++++ Excerpted records ++++
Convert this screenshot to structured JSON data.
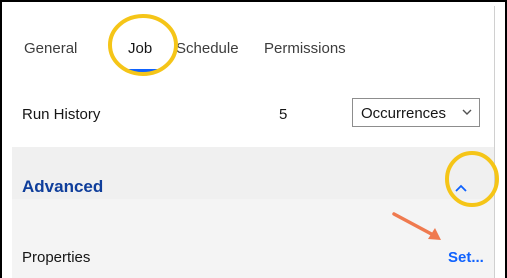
{
  "tabs": [
    {
      "label": "General"
    },
    {
      "label": "Job"
    },
    {
      "label": "Schedule"
    },
    {
      "label": "Permissions"
    }
  ],
  "run_history": {
    "label": "Run History",
    "count": "5",
    "unit_select": {
      "selected": "Occurrences"
    }
  },
  "advanced": {
    "label": "Advanced"
  },
  "properties": {
    "label": "Properties",
    "link": "Set..."
  },
  "colors": {
    "accent": "#0f62fe",
    "section_heading": "#0f3e9b",
    "highlight_circle": "#f5c518",
    "arrow": "#ef7a4f"
  }
}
++++
- What you are asked to do:
Every line that holds the string "label" should be returned.

- Result:
      "label": "General"
      "label": "Job"
      "label": "Schedule"
      "label": "Permissions"
    "label": "Run History",
    "label": "Advanced"
    "label": "Properties",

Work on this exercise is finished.